● GOAL OF THE EXERCISE:
Write the records below out in full, character for character, with no pictures.

Structured figure records
▼▼▼

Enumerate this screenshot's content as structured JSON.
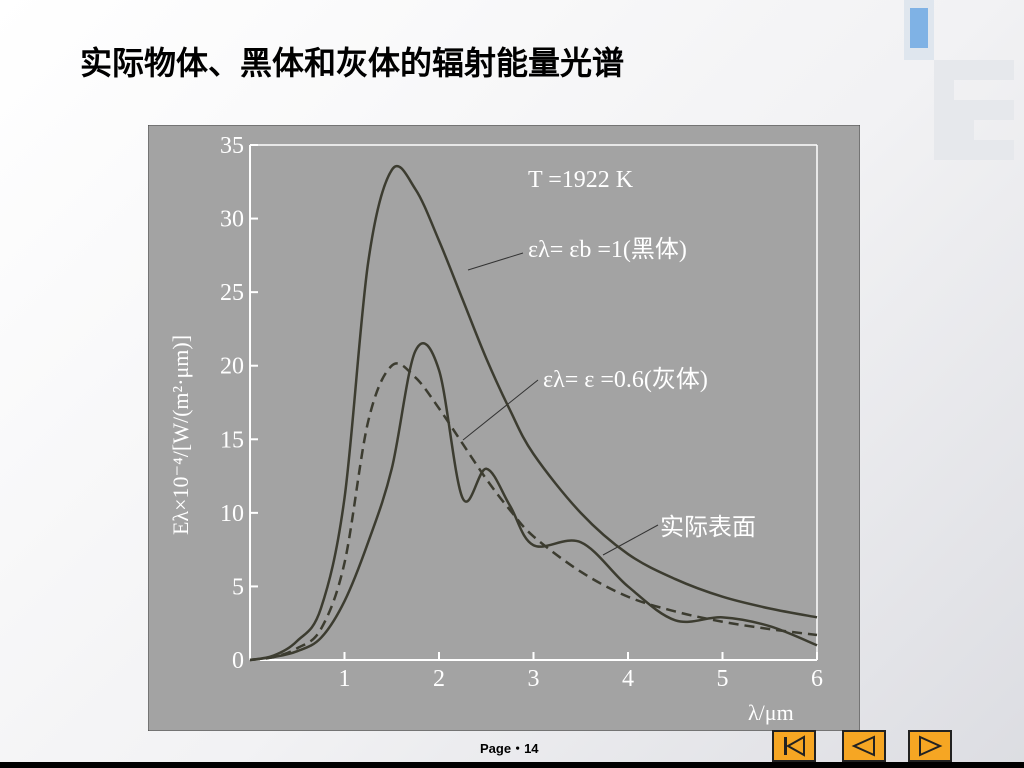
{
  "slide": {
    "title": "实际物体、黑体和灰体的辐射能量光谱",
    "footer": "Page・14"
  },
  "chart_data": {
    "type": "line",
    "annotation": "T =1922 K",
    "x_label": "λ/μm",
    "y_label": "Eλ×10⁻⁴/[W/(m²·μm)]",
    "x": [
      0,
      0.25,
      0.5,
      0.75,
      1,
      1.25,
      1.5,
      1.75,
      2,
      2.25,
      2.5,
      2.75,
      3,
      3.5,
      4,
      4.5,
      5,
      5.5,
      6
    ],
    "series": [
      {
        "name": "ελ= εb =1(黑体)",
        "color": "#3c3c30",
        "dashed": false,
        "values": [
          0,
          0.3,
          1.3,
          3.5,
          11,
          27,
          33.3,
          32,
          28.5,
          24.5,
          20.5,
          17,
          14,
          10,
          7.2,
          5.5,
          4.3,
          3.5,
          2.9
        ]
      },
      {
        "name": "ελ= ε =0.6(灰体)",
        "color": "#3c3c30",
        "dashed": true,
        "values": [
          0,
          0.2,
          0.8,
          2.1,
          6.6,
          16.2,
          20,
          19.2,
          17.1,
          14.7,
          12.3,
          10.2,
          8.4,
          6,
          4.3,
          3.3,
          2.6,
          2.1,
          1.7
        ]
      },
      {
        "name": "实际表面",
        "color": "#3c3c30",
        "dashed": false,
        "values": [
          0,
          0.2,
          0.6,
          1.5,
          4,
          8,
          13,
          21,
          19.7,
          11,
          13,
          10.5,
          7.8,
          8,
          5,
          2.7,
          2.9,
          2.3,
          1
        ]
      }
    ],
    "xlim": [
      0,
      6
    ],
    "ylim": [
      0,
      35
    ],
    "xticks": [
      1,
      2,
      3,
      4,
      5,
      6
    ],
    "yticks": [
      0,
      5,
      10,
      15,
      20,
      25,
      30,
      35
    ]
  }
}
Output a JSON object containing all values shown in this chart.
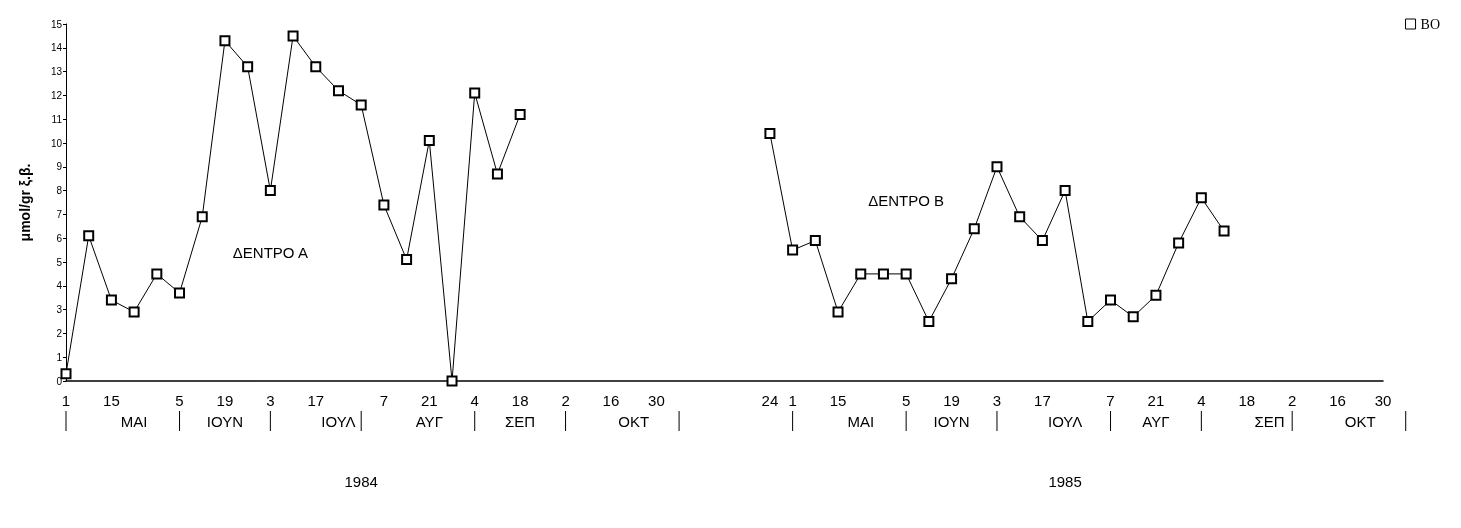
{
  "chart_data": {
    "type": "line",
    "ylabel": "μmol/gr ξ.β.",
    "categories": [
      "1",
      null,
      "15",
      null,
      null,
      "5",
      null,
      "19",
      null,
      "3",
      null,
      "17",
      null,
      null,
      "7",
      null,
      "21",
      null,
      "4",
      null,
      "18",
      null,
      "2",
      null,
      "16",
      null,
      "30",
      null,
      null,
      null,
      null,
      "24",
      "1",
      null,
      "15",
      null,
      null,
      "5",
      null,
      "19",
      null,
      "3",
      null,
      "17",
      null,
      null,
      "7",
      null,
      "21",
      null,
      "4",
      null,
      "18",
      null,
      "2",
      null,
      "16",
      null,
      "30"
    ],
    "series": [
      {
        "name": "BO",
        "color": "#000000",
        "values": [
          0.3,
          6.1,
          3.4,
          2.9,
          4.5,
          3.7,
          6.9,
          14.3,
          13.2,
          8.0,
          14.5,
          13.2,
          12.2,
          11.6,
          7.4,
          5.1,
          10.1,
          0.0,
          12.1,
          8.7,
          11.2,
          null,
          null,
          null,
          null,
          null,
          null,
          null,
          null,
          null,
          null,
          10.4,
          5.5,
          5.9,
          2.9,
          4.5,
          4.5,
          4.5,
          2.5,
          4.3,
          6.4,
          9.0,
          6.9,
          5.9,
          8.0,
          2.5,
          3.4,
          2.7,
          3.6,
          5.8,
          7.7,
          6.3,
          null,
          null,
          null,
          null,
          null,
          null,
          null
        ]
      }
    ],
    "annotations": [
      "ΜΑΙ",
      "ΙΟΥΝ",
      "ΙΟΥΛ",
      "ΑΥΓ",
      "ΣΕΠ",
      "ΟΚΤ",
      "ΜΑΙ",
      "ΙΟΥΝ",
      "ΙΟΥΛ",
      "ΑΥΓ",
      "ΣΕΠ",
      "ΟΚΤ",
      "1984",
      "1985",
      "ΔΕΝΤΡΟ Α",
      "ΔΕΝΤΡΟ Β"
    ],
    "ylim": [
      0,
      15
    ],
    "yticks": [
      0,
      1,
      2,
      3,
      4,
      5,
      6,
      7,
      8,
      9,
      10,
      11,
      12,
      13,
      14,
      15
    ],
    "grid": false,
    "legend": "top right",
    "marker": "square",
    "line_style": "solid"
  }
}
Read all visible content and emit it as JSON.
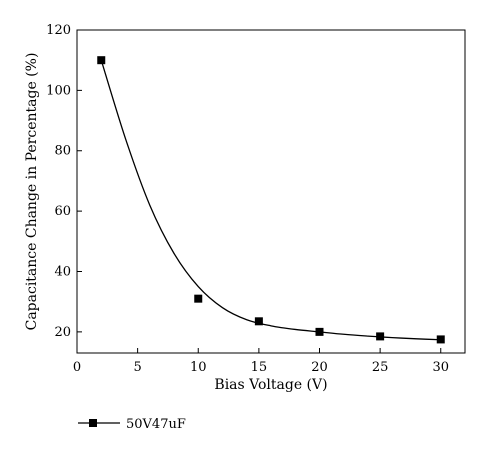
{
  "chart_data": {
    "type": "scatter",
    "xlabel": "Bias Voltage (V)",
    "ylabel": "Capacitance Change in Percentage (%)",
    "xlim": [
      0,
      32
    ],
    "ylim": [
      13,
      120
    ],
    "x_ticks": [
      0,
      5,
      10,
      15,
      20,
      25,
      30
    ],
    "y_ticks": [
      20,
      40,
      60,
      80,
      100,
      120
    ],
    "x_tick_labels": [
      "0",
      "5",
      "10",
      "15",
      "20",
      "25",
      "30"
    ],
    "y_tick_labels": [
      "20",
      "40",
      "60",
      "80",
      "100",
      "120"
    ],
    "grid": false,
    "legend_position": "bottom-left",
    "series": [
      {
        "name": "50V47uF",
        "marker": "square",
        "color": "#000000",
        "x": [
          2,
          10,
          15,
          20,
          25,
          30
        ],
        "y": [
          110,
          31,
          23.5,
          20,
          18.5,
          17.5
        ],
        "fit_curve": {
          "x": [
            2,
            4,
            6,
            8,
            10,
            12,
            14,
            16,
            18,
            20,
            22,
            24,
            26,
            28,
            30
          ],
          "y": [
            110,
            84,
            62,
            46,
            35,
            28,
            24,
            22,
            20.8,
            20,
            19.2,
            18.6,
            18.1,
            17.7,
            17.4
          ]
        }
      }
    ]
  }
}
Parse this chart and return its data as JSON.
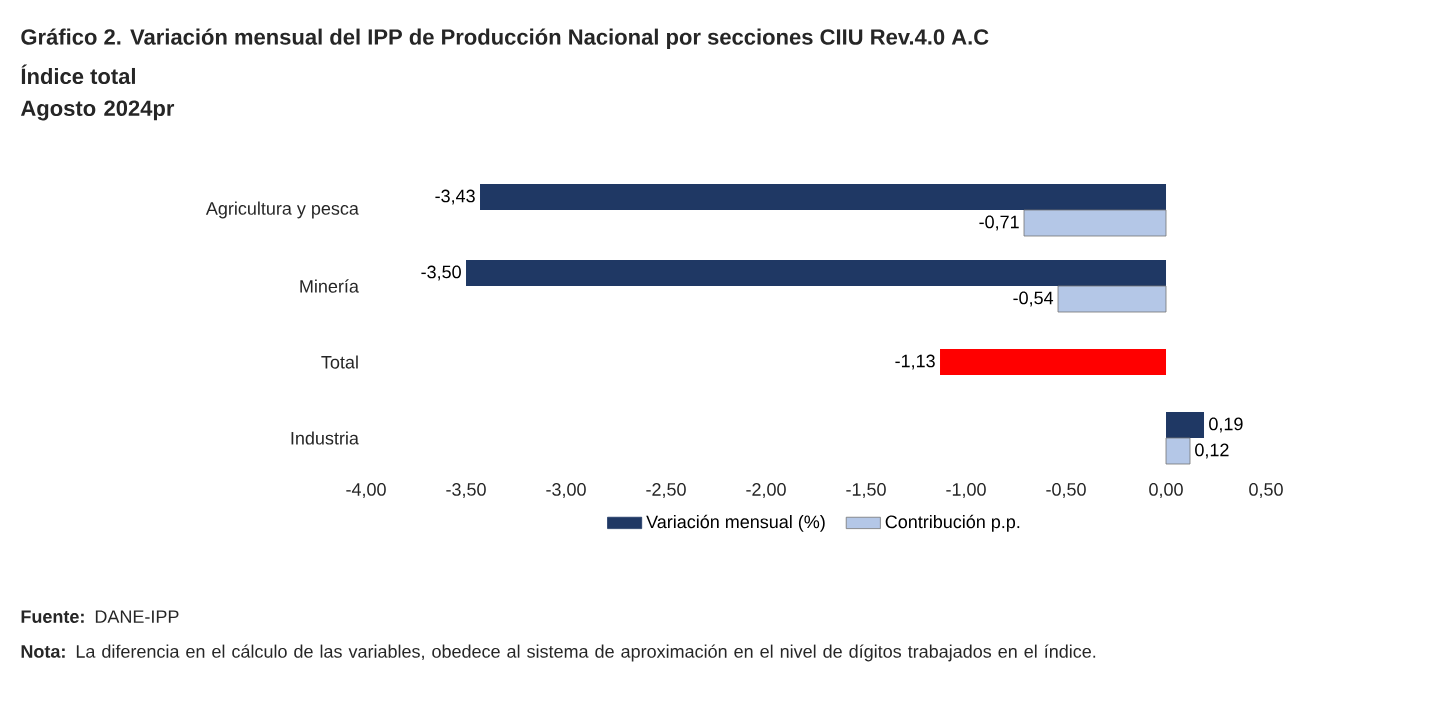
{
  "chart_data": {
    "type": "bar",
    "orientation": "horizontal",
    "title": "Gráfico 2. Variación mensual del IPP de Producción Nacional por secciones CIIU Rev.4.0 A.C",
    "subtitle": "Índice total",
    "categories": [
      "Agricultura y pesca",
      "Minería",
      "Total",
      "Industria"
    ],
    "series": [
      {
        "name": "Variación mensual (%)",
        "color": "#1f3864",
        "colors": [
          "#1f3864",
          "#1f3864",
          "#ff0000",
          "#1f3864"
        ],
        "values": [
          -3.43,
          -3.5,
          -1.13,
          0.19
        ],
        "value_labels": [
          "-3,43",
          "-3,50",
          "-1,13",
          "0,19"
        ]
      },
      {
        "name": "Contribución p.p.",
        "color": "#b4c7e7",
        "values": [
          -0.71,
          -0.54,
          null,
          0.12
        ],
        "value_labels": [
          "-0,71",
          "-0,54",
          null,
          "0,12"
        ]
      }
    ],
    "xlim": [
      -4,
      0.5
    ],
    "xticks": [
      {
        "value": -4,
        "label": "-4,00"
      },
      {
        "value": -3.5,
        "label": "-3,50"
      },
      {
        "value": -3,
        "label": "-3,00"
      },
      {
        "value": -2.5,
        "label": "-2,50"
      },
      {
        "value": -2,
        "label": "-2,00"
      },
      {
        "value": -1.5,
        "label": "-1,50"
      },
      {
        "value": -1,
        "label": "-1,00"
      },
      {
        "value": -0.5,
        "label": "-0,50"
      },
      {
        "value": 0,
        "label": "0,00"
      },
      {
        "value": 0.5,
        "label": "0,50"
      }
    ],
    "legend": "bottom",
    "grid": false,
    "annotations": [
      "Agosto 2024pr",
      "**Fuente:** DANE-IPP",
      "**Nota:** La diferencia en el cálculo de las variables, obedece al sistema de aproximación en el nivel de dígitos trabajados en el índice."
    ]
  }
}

▲▲▲

● ANSWER TO THE PROBLEM:
Enumerate this screenshot's content as structured JSON.
{
  "slide": {
    "title": "实际物体、黑体和灰体的辐射能量光谱",
    "footer": "Page・14"
  },
  "chart_data": {
    "type": "line",
    "annotation": "T =1922 K",
    "x_label": "λ/μm",
    "y_label": "Eλ×10⁻⁴/[W/(m²·μm)]",
    "x": [
      0,
      0.25,
      0.5,
      0.75,
      1,
      1.25,
      1.5,
      1.75,
      2,
      2.25,
      2.5,
      2.75,
      3,
      3.5,
      4,
      4.5,
      5,
      5.5,
      6
    ],
    "series": [
      {
        "name": "ελ= εb =1(黑体)",
        "color": "#3c3c30",
        "dashed": false,
        "values": [
          0,
          0.3,
          1.3,
          3.5,
          11,
          27,
          33.3,
          32,
          28.5,
          24.5,
          20.5,
          17,
          14,
          10,
          7.2,
          5.5,
          4.3,
          3.5,
          2.9
        ]
      },
      {
        "name": "ελ= ε =0.6(灰体)",
        "color": "#3c3c30",
        "dashed": true,
        "values": [
          0,
          0.2,
          0.8,
          2.1,
          6.6,
          16.2,
          20,
          19.2,
          17.1,
          14.7,
          12.3,
          10.2,
          8.4,
          6,
          4.3,
          3.3,
          2.6,
          2.1,
          1.7
        ]
      },
      {
        "name": "实际表面",
        "color": "#3c3c30",
        "dashed": false,
        "values": [
          0,
          0.2,
          0.6,
          1.5,
          4,
          8,
          13,
          21,
          19.7,
          11,
          13,
          10.5,
          7.8,
          8,
          5,
          2.7,
          2.9,
          2.3,
          1
        ]
      }
    ],
    "xlim": [
      0,
      6
    ],
    "ylim": [
      0,
      35
    ],
    "xticks": [
      1,
      2,
      3,
      4,
      5,
      6
    ],
    "yticks": [
      0,
      5,
      10,
      15,
      20,
      25,
      30,
      35
    ]
  }
}
Output a JSON object containing all values shown in this chart.
{
  "chart_data": {
    "type": "line",
    "ylabel": "μmol/gr ξ.β.",
    "categories": [
      "1",
      null,
      "15",
      null,
      null,
      "5",
      null,
      "19",
      null,
      "3",
      null,
      "17",
      null,
      null,
      "7",
      null,
      "21",
      null,
      "4",
      null,
      "18",
      null,
      "2",
      null,
      "16",
      null,
      "30",
      null,
      null,
      null,
      null,
      "24",
      "1",
      null,
      "15",
      null,
      null,
      "5",
      null,
      "19",
      null,
      "3",
      null,
      "17",
      null,
      null,
      "7",
      null,
      "21",
      null,
      "4",
      null,
      "18",
      null,
      "2",
      null,
      "16",
      null,
      "30"
    ],
    "series": [
      {
        "name": "BO",
        "color": "#000000",
        "values": [
          0.3,
          6.1,
          3.4,
          2.9,
          4.5,
          3.7,
          6.9,
          14.3,
          13.2,
          8.0,
          14.5,
          13.2,
          12.2,
          11.6,
          7.4,
          5.1,
          10.1,
          0.0,
          12.1,
          8.7,
          11.2,
          null,
          null,
          null,
          null,
          null,
          null,
          null,
          null,
          null,
          null,
          10.4,
          5.5,
          5.9,
          2.9,
          4.5,
          4.5,
          4.5,
          2.5,
          4.3,
          6.4,
          9.0,
          6.9,
          5.9,
          8.0,
          2.5,
          3.4,
          2.7,
          3.6,
          5.8,
          7.7,
          6.3,
          null,
          null,
          null,
          null,
          null,
          null,
          null
        ]
      }
    ],
    "annotations": [
      "ΜΑΙ",
      "ΙΟΥΝ",
      "ΙΟΥΛ",
      "ΑΥΓ",
      "ΣΕΠ",
      "ΟΚΤ",
      "ΜΑΙ",
      "ΙΟΥΝ",
      "ΙΟΥΛ",
      "ΑΥΓ",
      "ΣΕΠ",
      "ΟΚΤ",
      "1984",
      "1985",
      "ΔΕΝΤΡΟ Α",
      "ΔΕΝΤΡΟ Β"
    ],
    "ylim": [
      0,
      15
    ],
    "yticks": [
      0,
      1,
      2,
      3,
      4,
      5,
      6,
      7,
      8,
      9,
      10,
      11,
      12,
      13,
      14,
      15
    ],
    "grid": false,
    "legend": "top right",
    "marker": "square",
    "line_style": "solid"
  }
}
Read all visible content and emit it as JSON.
{
  "chart_data": {
    "type": "scatter",
    "xlabel": "Bias Voltage (V)",
    "ylabel": "Capacitance Change in Percentage (%)",
    "xlim": [
      0,
      32
    ],
    "ylim": [
      13,
      120
    ],
    "x_ticks": [
      0,
      5,
      10,
      15,
      20,
      25,
      30
    ],
    "y_ticks": [
      20,
      40,
      60,
      80,
      100,
      120
    ],
    "x_tick_labels": [
      "0",
      "5",
      "10",
      "15",
      "20",
      "25",
      "30"
    ],
    "y_tick_labels": [
      "20",
      "40",
      "60",
      "80",
      "100",
      "120"
    ],
    "grid": false,
    "legend_position": "bottom-left",
    "series": [
      {
        "name": "50V47uF",
        "marker": "square",
        "color": "#000000",
        "x": [
          2,
          10,
          15,
          20,
          25,
          30
        ],
        "y": [
          110,
          31,
          23.5,
          20,
          18.5,
          17.5
        ],
        "fit_curve": {
          "x": [
            2,
            4,
            6,
            8,
            10,
            12,
            14,
            16,
            18,
            20,
            22,
            24,
            26,
            28,
            30
          ],
          "y": [
            110,
            84,
            62,
            46,
            35,
            28,
            24,
            22,
            20.8,
            20,
            19.2,
            18.6,
            18.1,
            17.7,
            17.4
          ]
        }
      }
    ]
  }
}
Parse this chart and return its data as JSON.
{
  "chart_data": {
    "type": "bar",
    "orientation": "horizontal",
    "title": "Gráfico 2. Variación mensual del IPP de Producción Nacional por secciones CIIU Rev.4.0 A.C",
    "subtitle": "Índice total",
    "categories": [
      "Agricultura y pesca",
      "Minería",
      "Total",
      "Industria"
    ],
    "series": [
      {
        "name": "Variación mensual (%)",
        "color": "#1f3864",
        "colors": [
          "#1f3864",
          "#1f3864",
          "#ff0000",
          "#1f3864"
        ],
        "values": [
          -3.43,
          -3.5,
          -1.13,
          0.19
        ],
        "value_labels": [
          "-3,43",
          "-3,50",
          "-1,13",
          "0,19"
        ]
      },
      {
        "name": "Contribución p.p.",
        "color": "#b4c7e7",
        "values": [
          -0.71,
          -0.54,
          null,
          0.12
        ],
        "value_labels": [
          "-0,71",
          "-0,54",
          null,
          "0,12"
        ]
      }
    ],
    "xlim": [
      -4,
      0.5
    ],
    "xticks": [
      {
        "value": -4,
        "label": "-4,00"
      },
      {
        "value": -3.5,
        "label": "-3,50"
      },
      {
        "value": -3,
        "label": "-3,00"
      },
      {
        "value": -2.5,
        "label": "-2,50"
      },
      {
        "value": -2,
        "label": "-2,00"
      },
      {
        "value": -1.5,
        "label": "-1,50"
      },
      {
        "value": -1,
        "label": "-1,00"
      },
      {
        "value": -0.5,
        "label": "-0,50"
      },
      {
        "value": 0,
        "label": "0,00"
      },
      {
        "value": 0.5,
        "label": "0,50"
      }
    ],
    "legend": "bottom",
    "grid": false,
    "annotations": [
      "Agosto 2024pr",
      "**Fuente:** DANE-IPP",
      "**Nota:** La diferencia en el cálculo de las variables, obedece al sistema de aproximación en el nivel de dígitos trabajados en el índice."
    ]
  }
}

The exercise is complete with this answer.